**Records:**

·····

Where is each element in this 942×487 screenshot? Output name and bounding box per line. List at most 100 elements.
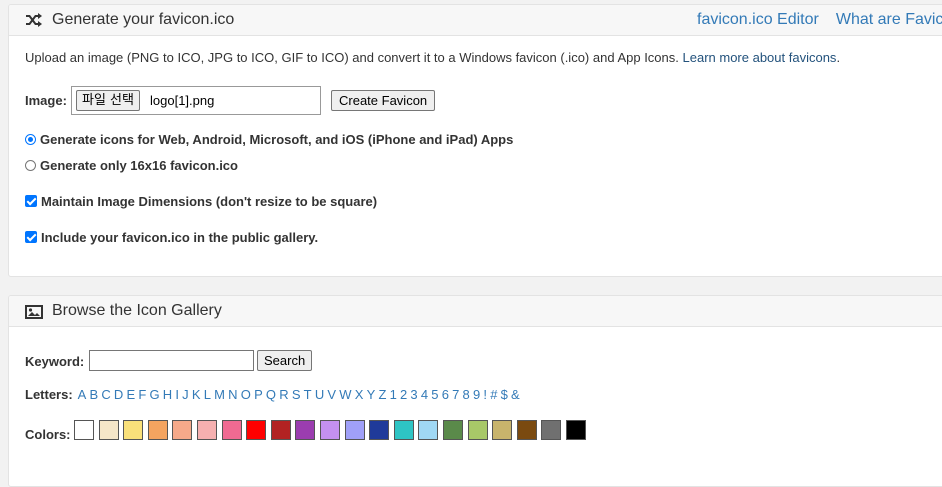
letter-link[interactable]: C <box>101 387 110 402</box>
letter-link[interactable]: Y <box>367 387 376 402</box>
what-are-favicons-link[interactable]: What are Favicons? <box>836 11 942 28</box>
letter-link[interactable]: Q <box>266 387 276 402</box>
letter-link[interactable]: L <box>204 387 211 402</box>
letter-link[interactable]: X <box>355 387 364 402</box>
learn-more-link[interactable]: Learn more about favicons <box>683 50 837 65</box>
color-swatch[interactable] <box>369 420 390 440</box>
search-button[interactable]: Search <box>257 350 313 371</box>
color-swatch[interactable] <box>565 420 586 440</box>
letter-link[interactable]: J <box>182 387 189 402</box>
gallery-panel: Browse the Icon Gallery Keyword: Search … <box>8 295 942 487</box>
color-swatch[interactable] <box>516 420 537 440</box>
letter-link[interactable]: 9 <box>473 387 480 402</box>
color-swatch[interactable] <box>270 420 291 440</box>
letter-links: A B C D E F G H I J K L M N O P Q R S T U V W X Y Z 1 2 3 4 5 6 7 8 9! # $ & <box>78 387 523 402</box>
intro-end: . <box>836 50 841 65</box>
option-maintain-dimensions[interactable]: Maintain Image Dimensions (don't resize … <box>25 194 377 209</box>
generator-title: Generate your favicon.ico <box>52 11 235 28</box>
letter-link[interactable]: W <box>339 387 351 402</box>
letter-link[interactable]: F <box>138 387 146 402</box>
letter-link[interactable]: 6 <box>442 387 449 402</box>
color-swatch[interactable] <box>74 420 94 440</box>
color-swatch[interactable] <box>442 420 463 440</box>
letter-link[interactable]: T <box>304 387 312 402</box>
letter-link[interactable]: $ <box>501 387 508 402</box>
radio-only-16[interactable] <box>25 160 36 171</box>
letter-link[interactable]: H <box>163 387 172 402</box>
image-label: Image: <box>25 93 67 108</box>
shuffle-icon <box>26 13 42 27</box>
color-swatch[interactable] <box>541 420 562 440</box>
letter-link[interactable]: 1 <box>390 387 397 402</box>
color-swatch[interactable] <box>123 420 144 440</box>
option-public-gallery[interactable]: Include your favicon.ico in the public g… <box>25 230 318 245</box>
letter-link[interactable]: O <box>241 387 251 402</box>
letter-link[interactable]: E <box>126 387 135 402</box>
option-all-icons[interactable]: Generate icons for Web, Android, Microso… <box>25 132 513 147</box>
color-swatch[interactable] <box>295 420 316 440</box>
public-gallery-label: Include your favicon.ico in the public g… <box>41 230 319 245</box>
gallery-panel-header: Browse the Icon Gallery <box>9 296 942 327</box>
letter-link[interactable]: I <box>175 387 179 402</box>
color-swatch[interactable] <box>467 420 488 440</box>
letter-link[interactable]: G <box>149 387 159 402</box>
letter-link[interactable]: Z <box>378 387 386 402</box>
letter-link[interactable]: 5 <box>431 387 438 402</box>
letter-link[interactable]: 8 <box>463 387 470 402</box>
image-icon <box>25 305 43 319</box>
file-name: logo[1].png <box>150 93 215 108</box>
checkbox-public-gallery[interactable] <box>25 231 37 243</box>
generator-panel-header: Generate your favicon.ico favicon.ico Ed… <box>9 5 942 36</box>
intro-text: Upload an image (PNG to ICO, JPG to ICO,… <box>25 50 840 65</box>
color-swatch[interactable] <box>246 420 267 440</box>
letter-link[interactable]: K <box>192 387 201 402</box>
checkbox-maintain-dimensions[interactable] <box>25 195 37 207</box>
favicon-editor-link[interactable]: favicon.ico Editor <box>697 11 819 28</box>
letter-link[interactable]: S <box>292 387 301 402</box>
generator-panel: Generate your favicon.ico favicon.ico Ed… <box>8 4 942 277</box>
color-swatch[interactable] <box>221 420 242 440</box>
color-swatches <box>74 420 590 440</box>
letter-link[interactable]: # <box>490 387 497 402</box>
letter-link[interactable]: V <box>327 387 336 402</box>
letter-link[interactable]: D <box>114 387 123 402</box>
create-favicon-button[interactable]: Create Favicon <box>331 90 436 111</box>
color-swatch[interactable] <box>172 420 193 440</box>
gallery-title: Browse the Icon Gallery <box>52 302 222 319</box>
letters-label: Letters: <box>25 387 73 402</box>
color-swatch[interactable] <box>98 420 119 440</box>
choose-file-button[interactable]: 파일 선택 <box>76 90 140 111</box>
color-swatch[interactable] <box>492 420 513 440</box>
letter-link[interactable]: N <box>228 387 237 402</box>
letter-link[interactable]: 3 <box>410 387 417 402</box>
letter-link[interactable]: M <box>214 387 225 402</box>
option-all-icons-label: Generate icons for Web, Android, Microso… <box>40 132 514 147</box>
intro-description: Upload an image (PNG to ICO, JPG to ICO,… <box>25 50 683 65</box>
letters-row: Letters: ABCDEFGHIJKLMNOPQRSTUVWXYZ12345… <box>25 387 523 402</box>
color-swatch[interactable] <box>196 420 217 440</box>
color-swatch[interactable] <box>393 420 414 440</box>
letter-link[interactable]: A <box>78 387 87 402</box>
letter-link[interactable]: ! <box>483 387 487 402</box>
letter-link[interactable]: & <box>511 387 520 402</box>
keyword-label: Keyword: <box>25 354 85 369</box>
colors-label: Colors: <box>25 427 71 442</box>
color-swatch[interactable] <box>147 420 168 440</box>
keyword-input[interactable] <box>89 350 254 371</box>
maintain-dimensions-label: Maintain Image Dimensions (don't resize … <box>41 194 378 209</box>
color-swatch[interactable] <box>344 420 365 440</box>
letter-link[interactable]: P <box>254 387 263 402</box>
letter-link[interactable]: 4 <box>421 387 428 402</box>
option-only-16[interactable]: Generate only 16x16 favicon.ico <box>25 158 238 173</box>
letter-link[interactable]: B <box>89 387 98 402</box>
letter-link[interactable]: R <box>279 387 288 402</box>
radio-all-icons[interactable] <box>25 134 36 145</box>
letter-link[interactable]: U <box>315 387 324 402</box>
color-swatch[interactable] <box>319 420 340 440</box>
letter-link[interactable]: 7 <box>452 387 459 402</box>
header-links: favicon.ico Editor What are Favicons? <box>697 11 942 29</box>
color-swatch[interactable] <box>418 420 439 440</box>
letter-link[interactable]: 2 <box>400 387 407 402</box>
option-only-16-label: Generate only 16x16 favicon.ico <box>40 158 238 173</box>
file-input[interactable]: 파일 선택 logo[1].png <box>71 86 321 115</box>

·····

**Brief:** Turn every line of the rows above into a JSON list of strings, one string per line, with blank lines dropped. Leave out the pictures.

**Answer to the exercise:**
[
  "Where is each element in this 942×487 screenshot? Output name and bounding box per line. List at most 100 elements.",
  "letter-link[interactable]: C <box>101 387 110 402</box>",
  "letter-link[interactable]: Y <box>367 387 376 402</box>",
  "what-are-favicons-link[interactable]: What are Favicons? <box>836 11 942 28</box>",
  "letter-link[interactable]: Q <box>266 387 276 402</box>",
  "letter-link[interactable]: L <box>204 387 211 402</box>",
  "letter-link[interactable]: X <box>355 387 364 402</box>",
  "learn-more-link[interactable]: Learn more about favicons <box>683 50 837 65</box>",
  "color-swatch[interactable] <box>369 420 390 440</box>",
  "search-button[interactable]: Search <box>257 350 313 371</box>",
  "color-swatch[interactable] <box>565 420 586 440</box>",
  "letter-link[interactable]: J <box>182 387 189 402</box>",
  "gallery-panel: Browse the Icon Gallery Keyword: Search … <box>8 295 942 487</box>",
  "color-swatch[interactable] <box>516 420 537 440</box>",
  "letter-link[interactable]: 9 <box>473 387 480 402</box>",
  "color-swatch[interactable] <box>270 420 291 440</box>",
  "letter-links: A B C D E F G H I J K L M N O P Q R S T U V W X Y Z 1 2 3 4 5 6 7 8 9! # $ & <box>78 387 523 402</box>",
  "intro-end: . <box>836 50 841 65</box>",
  "option-maintain-dimensions[interactable]: Maintain Image Dimensions (don't resize … <box>25 194 377 209</box>",
  "generator-title: Generate your favicon.ico <box>52 11 235 28</box>",
  "letter-link[interactable]: W <box>339 387 351 402</box>",
  "letter-link[interactable]: F <box>138 387 146 402</box>",
  "letter-link[interactable]: 6 <box>442 387 449 402</box>",
  "color-swatch[interactable] <box>74 420 94 440</box>",
  "color-swatch[interactable] <box>442 420 463 440</box>",
  "letter-link[interactable]: T <box>304 387 312 402</box>",
  "letter-link[interactable]: $ <box>501 387 508 402</box>",
  "radio-only-16[interactable] <box>25 160 36 171</box>",
  "letter-link[interactable]: H <box>163 387 172 402</box>",
  "image-label: Image: <box>25 93 67 108</box>",
  "shuffle-icon <box>26 13 42 27</box>",
  "color-swatch[interactable] <box>541 420 562 440</box>",
  "letter-link[interactable]: 1 <box>390 387 397 402</box>",
  "color-swatch[interactable] <box>123 420 144 440</box>",
  "option-public-gallery[interactable]: Include your favicon.ico in the public g… <box>25 230 318 245</box>",
  "letter-link[interactable]: O <box>241 387 251 402</box>",
  "letter-link[interactable]: E <box>126 387 135 402</box>",
  "option-all-icons[interactable]: Generate icons for Web, Android, Microso… <box>25 132 513 147</box>",
  "color-swatch[interactable] <box>295 420 316 440</box>",
  "public-gallery-label: Include your favicon.ico in the public g… <box>41 230 319 245</box>",
  "gallery-panel-header: Browse the Icon Gallery <box>9 296 942 327</box>",
  "letter-link[interactable]: I <box>175 387 179 402</box>",
  "color-swatch[interactable] <box>467 420 488 440</box>",
  "letter-link[interactable]: G <box>149 387 159 402</box>",
  "letter-link[interactable]: Z <box>378 387 386 402</box>",
  "letter-link[interactable]: 5 <box>431 387 438 402</box>",
  "letter-link[interactable]: 8 <box>463 387 470 402</box>",
  "image-icon <box>25 305 43 319</box>",
  "file-name: logo[1].png <box>150 93 215 108</box>",
  "checkbox-public-gallery[interactable] <box>25 231 37 243</box>",
  "generator-panel-header: Generate your favicon.ico favicon.ico Ed… <box>9 5 942 36</box>",
  "intro-text: Upload an image (PNG to ICO, JPG to ICO,… <box>25 50 840 65</box>",
  "color-swatch[interactable] <box>246 420 267 440</box>",
  "letter-link[interactable]: K <box>192 387 201 402</box>",
  "checkbox-maintain-dimensions[interactable] <box>25 195 37 207</box>",
  "favicon-editor-link[interactable]: favicon.ico Editor <box>697 11 819 28</box>",
  "letter-link[interactable]: S <box>292 387 301 402</box>",
  "generator-panel: Generate your favicon.ico favicon.ico Ed… <box>8 4 942 277</box>",
  "color-swatch[interactable] <box>221 420 242 440</box>",
  "color-swatches <box>74 420 590 440</box>",
  "letter-link[interactable]: # <box>490 387 497 402</box>",
  "letter-link[interactable]: V <box>327 387 336 402</box>",
  "letter-link[interactable]: D <box>114 387 123 402</box>",
  "create-favicon-button[interactable]: Create Favicon <box>331 90 436 111</box>",
  "color-swatch[interactable] <box>172 420 193 440</box>",
  "gallery-title: Browse the Icon Gallery <box>52 302 222 319</box>",
  "letters-label: Letters: <box>25 387 73 402</box>",
  "color-swatch[interactable] <box>98 420 119 440</box>",
  "choose-file-button[interactable]: 파일 선택 <box>76 90 140 111</box>",
  "color-swatch[interactable] <box>492 420 513 440</box>",
  "letter-link[interactable]: N <box>228 387 237 402</box>",
  "letter-link[interactable]: 3 <box>410 387 417 402</box>",
  "letter-link[interactable]: M <box>214 387 225 402</box>",
  "option-all-icons-label: Generate icons for Web, Android, Microso… <box>40 132 514 147</box>",
  "intro-description: Upload an image (PNG to ICO, JPG to ICO,… <box>25 50 683 65</box>",
  "letters-row: Letters: ABCDEFGHIJKLMNOPQRSTUVWXYZ12345… <box>25 387 523 402</box>",
  "color-swatch[interactable] <box>196 420 217 440</box>",
  "color-swatch[interactable] <box>393 420 414 440</box>",
  "letter-link[interactable]: A <box>78 387 87 402</box>",
  "letter-link[interactable]: ! <box>483 387 487 402</box>",
  "letter-link[interactable]: & <box>511 387 520 402</box>",
  "keyword-label: Keyword: <box>25 354 85 369</box>",
  "colors-label: Colors: <box>25 427 71 442</box>",
  "color-swatch[interactable] <box>147 420 168 440</box>",
  "keyword-input[interactable] <box>89 350 254 371</box>",
  "maintain-dimensions-label: Maintain Image Dimensions (don't resize … <box>41 194 378 209</box>",
  "color-swatch[interactable] <box>344 420 365 440</box>",
  "letter-link[interactable]: P <box>254 387 263 402</box>",
  "letter-link[interactable]: 4 <box>421 387 428 402</box>",
  "option-only-16[interactable]: Generate only 16x16 favicon.ico <box>25 158 238 173</box>",
  "letter-link[interactable]: B <box>89 387 98 402</box>",
  "letter-link[interactable]: R <box>279 387 288 402</box>",
  "radio-all-icons[interactable] <box>25 134 36 145</box>",
  "letter-link[interactable]: U <box>315 387 324 402</box>",
  "color-swatch[interactable] <box>319 420 340 440</box>",
  "letter-link[interactable]: 7 <box>452 387 459 402</box>",
  "header-links: favicon.ico Editor What are Favicons? <box>697 11 942 29</box>",
  "color-swatch[interactable] <box>418 420 439 440</box>",
  "letter-link[interactable]: 2 <box>400 387 407 402</box>",
  "option-only-16-label: Generate only 16x16 favicon.ico <box>40 158 238 173</box>",
  "file-input[interactable]: 파일 선택 logo[1].png <box>71 86 321 115</box>"
]